* Begin Records provided *
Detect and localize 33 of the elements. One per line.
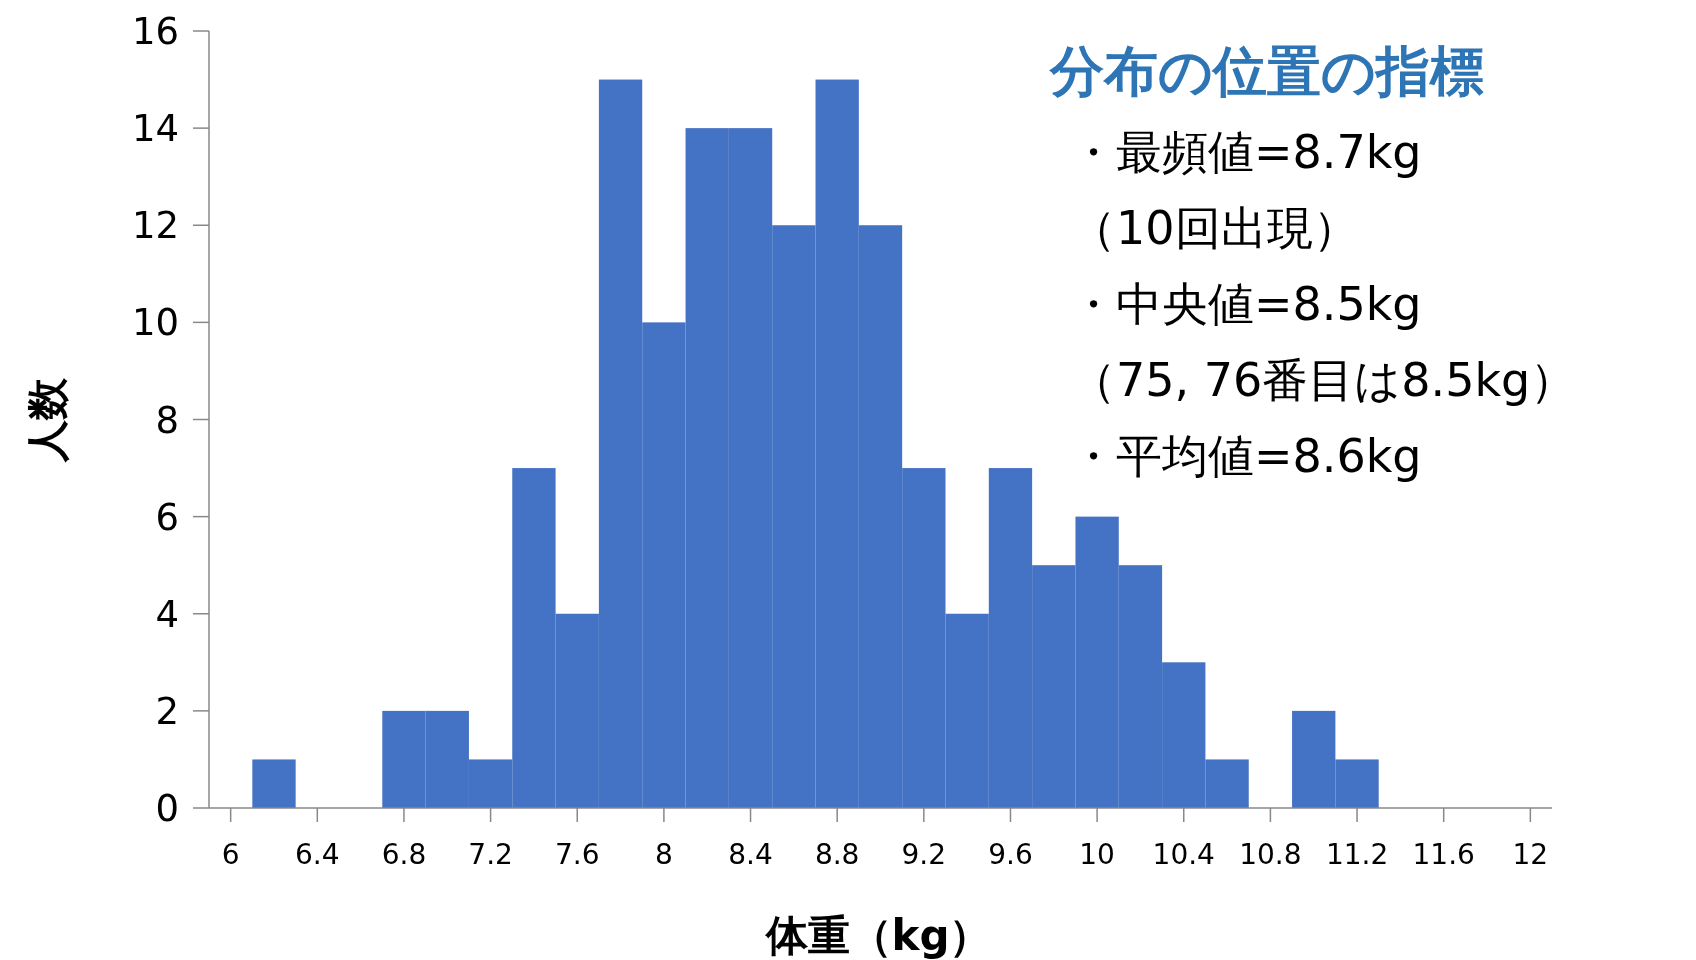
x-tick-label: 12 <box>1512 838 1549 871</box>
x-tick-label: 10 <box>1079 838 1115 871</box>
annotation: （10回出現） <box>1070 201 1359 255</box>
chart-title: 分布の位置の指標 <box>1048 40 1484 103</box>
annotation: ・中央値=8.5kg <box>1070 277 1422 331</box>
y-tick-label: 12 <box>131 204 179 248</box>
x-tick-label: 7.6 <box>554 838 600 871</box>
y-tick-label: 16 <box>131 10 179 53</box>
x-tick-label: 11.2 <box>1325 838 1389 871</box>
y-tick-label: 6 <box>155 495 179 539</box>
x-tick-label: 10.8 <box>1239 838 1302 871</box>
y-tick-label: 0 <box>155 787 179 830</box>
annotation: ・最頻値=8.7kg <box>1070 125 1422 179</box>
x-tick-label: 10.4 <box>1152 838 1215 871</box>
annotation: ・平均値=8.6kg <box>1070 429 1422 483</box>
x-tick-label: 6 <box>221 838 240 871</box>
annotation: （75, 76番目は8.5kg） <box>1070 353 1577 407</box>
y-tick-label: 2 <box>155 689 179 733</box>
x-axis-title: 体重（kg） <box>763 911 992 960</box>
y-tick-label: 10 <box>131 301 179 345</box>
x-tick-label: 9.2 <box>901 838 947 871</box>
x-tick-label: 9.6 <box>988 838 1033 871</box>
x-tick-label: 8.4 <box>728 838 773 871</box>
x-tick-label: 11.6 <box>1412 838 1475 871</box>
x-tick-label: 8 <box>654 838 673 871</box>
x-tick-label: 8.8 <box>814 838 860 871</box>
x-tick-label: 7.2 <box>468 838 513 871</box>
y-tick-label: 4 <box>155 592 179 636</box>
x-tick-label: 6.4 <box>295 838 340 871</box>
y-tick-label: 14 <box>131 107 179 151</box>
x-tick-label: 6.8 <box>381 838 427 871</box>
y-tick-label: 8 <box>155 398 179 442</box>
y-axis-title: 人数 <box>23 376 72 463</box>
* End Records provided *
## [Goal]
Convert the material into a numbered list, beginning at the line that has "x-tick-label: 12 <box>1512 838 1549 871</box>" and stopping after the line that has "x-tick-label: 11.2 <box>1325". Leave out any blank lines.

## [Full solution]
1. x-tick-label: 12 <box>1512 838 1549 871</box>
2. x-tick-label: 10 <box>1079 838 1115 871</box>
3. annotation: （10回出現） <box>1070 201 1359 255</box>
4. chart-title: 分布の位置の指標 <box>1048 40 1484 103</box>
5. annotation: ・中央値=8.5kg <box>1070 277 1422 331</box>
6. y-tick-label: 12 <box>131 204 179 248</box>
7. x-tick-label: 7.6 <box>554 838 600 871</box>
8. y-tick-label: 16 <box>131 10 179 53</box>
9. x-tick-label: 11.2 <box>1325 838 1389 871</box>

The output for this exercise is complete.